PROBLEM DETAILS: Please put every line of the records below into a JSON list of strings, one string per line, skipping blank lines and leaving out the pictures.

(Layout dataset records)
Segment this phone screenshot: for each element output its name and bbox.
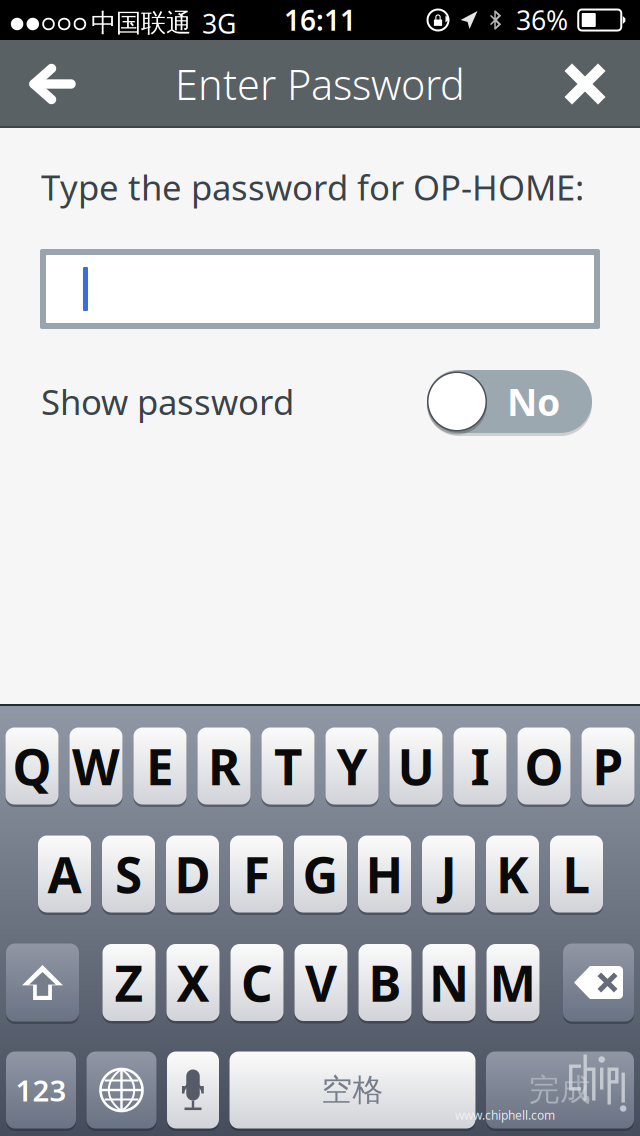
button[interactable]: F bbox=[230, 836, 283, 912]
staticText: A bbox=[48, 841, 82, 907]
staticText: Show password bbox=[41, 378, 294, 424]
staticText: 中国联通 bbox=[91, 7, 191, 38]
button[interactable]: R bbox=[198, 728, 250, 804]
staticText: G bbox=[302, 841, 338, 907]
button[interactable]: S bbox=[102, 836, 155, 912]
button[interactable]: C bbox=[230, 944, 284, 1021]
staticText: 完成 bbox=[529, 1071, 591, 1109]
staticText: Y bbox=[336, 733, 368, 799]
staticText: No bbox=[507, 377, 560, 426]
button[interactable]: V bbox=[294, 944, 348, 1021]
button[interactable]: K bbox=[486, 836, 539, 912]
staticText: 16:11 bbox=[284, 1, 356, 39]
staticText: O bbox=[524, 733, 564, 799]
button[interactable]: M bbox=[486, 944, 540, 1021]
staticText: L bbox=[562, 841, 590, 907]
button[interactable]: 空格 bbox=[230, 1052, 476, 1128]
button[interactable]: Dictate bbox=[167, 1052, 219, 1128]
button[interactable]: N bbox=[422, 944, 476, 1021]
button[interactable]: D bbox=[166, 836, 219, 912]
staticText: V bbox=[305, 950, 337, 1015]
staticText: S bbox=[115, 841, 142, 907]
staticText: 123 bbox=[16, 1070, 66, 1110]
button[interactable]: Show password bbox=[427, 370, 592, 433]
button[interactable]: Z bbox=[102, 944, 156, 1021]
staticText: 3G bbox=[202, 6, 236, 41]
staticText: T bbox=[274, 733, 302, 799]
staticText: B bbox=[368, 950, 402, 1015]
staticText: www.chiphell.com bbox=[455, 1107, 555, 1123]
staticText: 空格 bbox=[322, 1071, 384, 1109]
button[interactable]: Next keyboard bbox=[86, 1052, 156, 1128]
button[interactable]: X bbox=[166, 944, 220, 1021]
button[interactable]: Shift bbox=[6, 944, 79, 1022]
button[interactable]: Close bbox=[530, 40, 640, 128]
staticText: M bbox=[490, 950, 536, 1015]
staticText: F bbox=[243, 841, 270, 907]
staticText: Z bbox=[114, 950, 144, 1015]
button[interactable]: U bbox=[390, 728, 442, 804]
button[interactable]: J bbox=[422, 836, 475, 912]
staticText: H bbox=[366, 841, 404, 907]
button[interactable]: Q bbox=[6, 728, 58, 804]
staticText: R bbox=[208, 733, 240, 799]
staticText: Type the password for OP-HOME: bbox=[41, 164, 584, 210]
staticText: C bbox=[241, 950, 273, 1015]
staticText: K bbox=[496, 841, 529, 907]
staticText: Enter Password bbox=[175, 57, 465, 112]
staticText: D bbox=[174, 841, 210, 907]
button[interactable]: 123 bbox=[6, 1052, 76, 1128]
staticText: N bbox=[429, 950, 469, 1015]
button[interactable]: H bbox=[358, 836, 411, 912]
button[interactable]: A bbox=[38, 836, 91, 912]
button[interactable]: Back bbox=[0, 40, 104, 128]
button[interactable]: O bbox=[518, 728, 570, 804]
staticText: J bbox=[440, 841, 456, 907]
button[interactable]: B bbox=[358, 944, 412, 1021]
staticText: X bbox=[176, 950, 210, 1015]
staticText: Q bbox=[12, 733, 52, 799]
button[interactable]: Password bbox=[40, 249, 600, 329]
button[interactable]: L bbox=[550, 836, 603, 912]
staticText: U bbox=[398, 733, 434, 799]
staticText: P bbox=[592, 733, 624, 799]
staticText: 36% bbox=[516, 2, 568, 38]
staticText: I bbox=[470, 733, 490, 799]
button[interactable]: I bbox=[454, 728, 506, 804]
button[interactable]: Y bbox=[326, 728, 378, 804]
button[interactable]: Delete bbox=[563, 944, 634, 1022]
button[interactable]: W bbox=[70, 728, 122, 804]
staticText: E bbox=[146, 733, 174, 799]
button[interactable]: G bbox=[294, 836, 347, 912]
button[interactable]: E bbox=[134, 728, 186, 804]
button[interactable]: 完成 bbox=[486, 1052, 634, 1128]
button[interactable]: P bbox=[582, 728, 634, 804]
button[interactable]: T bbox=[262, 728, 314, 804]
staticText: W bbox=[72, 733, 120, 799]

SOLUTION:
[
  "Segment this phone screenshot: for each element output its name and bbox.",
  "button[interactable]: F bbox=[230, 836, 283, 912]",
  "staticText: A bbox=[48, 841, 82, 907]",
  "staticText: Show password bbox=[41, 378, 294, 424]",
  "staticText: 中国联通 bbox=[91, 7, 191, 38]",
  "button[interactable]: R bbox=[198, 728, 250, 804]",
  "staticText: G bbox=[302, 841, 338, 907]",
  "button[interactable]: S bbox=[102, 836, 155, 912]",
  "button[interactable]: C bbox=[230, 944, 284, 1021]",
  "staticText: 完成 bbox=[529, 1071, 591, 1109]",
  "staticText: Y bbox=[336, 733, 368, 799]",
  "staticText: No bbox=[507, 377, 560, 426]",
  "button[interactable]: V bbox=[294, 944, 348, 1021]",
  "button[interactable]: K bbox=[486, 836, 539, 912]",
  "staticText: 16:11 bbox=[284, 1, 356, 39]",
  "staticText: O bbox=[524, 733, 564, 799]",
  "button[interactable]: M bbox=[486, 944, 540, 1021]",
  "staticText: L bbox=[562, 841, 590, 907]",
  "button[interactable]: 空格 bbox=[230, 1052, 476, 1128]",
  "button[interactable]: Dictate bbox=[167, 1052, 219, 1128]",
  "button[interactable]: N bbox=[422, 944, 476, 1021]",
  "button[interactable]: D bbox=[166, 836, 219, 912]",
  "staticText: V bbox=[305, 950, 337, 1015]",
  "staticText: S bbox=[115, 841, 142, 907]",
  "staticText: 123 bbox=[16, 1070, 66, 1110]",
  "button[interactable]: Show password bbox=[427, 370, 592, 433]",
  "button[interactable]: Z bbox=[102, 944, 156, 1021]",
  "staticText: 3G bbox=[202, 6, 236, 41]",
  "staticText: T bbox=[274, 733, 302, 799]",
  "staticText: B bbox=[368, 950, 402, 1015]",
  "staticText: www.chiphell.com bbox=[455, 1107, 555, 1123]",
  "staticText: 空格 bbox=[322, 1071, 384, 1109]",
  "button[interactable]: Next keyboard bbox=[86, 1052, 156, 1128]",
  "button[interactable]: X bbox=[166, 944, 220, 1021]",
  "button[interactable]: Shift bbox=[6, 944, 79, 1022]",
  "button[interactable]: Close bbox=[530, 40, 640, 128]",
  "staticText: M bbox=[490, 950, 536, 1015]",
  "staticText: F bbox=[243, 841, 270, 907]",
  "staticText: Z bbox=[114, 950, 144, 1015]",
  "button[interactable]: U bbox=[390, 728, 442, 804]",
  "button[interactable]: J bbox=[422, 836, 475, 912]",
  "staticText: H bbox=[366, 841, 404, 907]",
  "button[interactable]: Q bbox=[6, 728, 58, 804]",
  "staticText: R bbox=[208, 733, 240, 799]",
  "staticText: Type the password for OP-HOME: bbox=[41, 164, 584, 210]",
  "staticText: C bbox=[241, 950, 273, 1015]",
  "staticText: K bbox=[496, 841, 529, 907]",
  "staticText: Enter Password bbox=[175, 57, 465, 112]",
  "staticText: D bbox=[174, 841, 210, 907]",
  "button[interactable]: 123 bbox=[6, 1052, 76, 1128]",
  "staticText: N bbox=[429, 950, 469, 1015]",
  "button[interactable]: H bbox=[358, 836, 411, 912]",
  "button[interactable]: A bbox=[38, 836, 91, 912]",
  "button[interactable]: Back bbox=[0, 40, 104, 128]",
  "button[interactable]: O bbox=[518, 728, 570, 804]",
  "staticText: J bbox=[440, 841, 456, 907]",
  "button[interactable]: B bbox=[358, 944, 412, 1021]",
  "staticText: X bbox=[176, 950, 210, 1015]",
  "staticText: Q bbox=[12, 733, 52, 799]",
  "button[interactable]: Password bbox=[40, 249, 600, 329]",
  "button[interactable]: L bbox=[550, 836, 603, 912]",
  "staticText: U bbox=[398, 733, 434, 799]",
  "staticText: P bbox=[592, 733, 624, 799]",
  "staticText: 36% bbox=[516, 2, 568, 38]",
  "staticText: I bbox=[470, 733, 490, 799]",
  "button[interactable]: I bbox=[454, 728, 506, 804]",
  "button[interactable]: Y bbox=[326, 728, 378, 804]",
  "button[interactable]: Delete bbox=[563, 944, 634, 1022]",
  "button[interactable]: W bbox=[70, 728, 122, 804]",
  "staticText: E bbox=[146, 733, 174, 799]",
  "button[interactable]: G bbox=[294, 836, 347, 912]",
  "button[interactable]: E bbox=[134, 728, 186, 804]",
  "button[interactable]: 完成 bbox=[486, 1052, 634, 1128]",
  "button[interactable]: P bbox=[582, 728, 634, 804]",
  "button[interactable]: T bbox=[262, 728, 314, 804]",
  "staticText: W bbox=[72, 733, 120, 799]"
]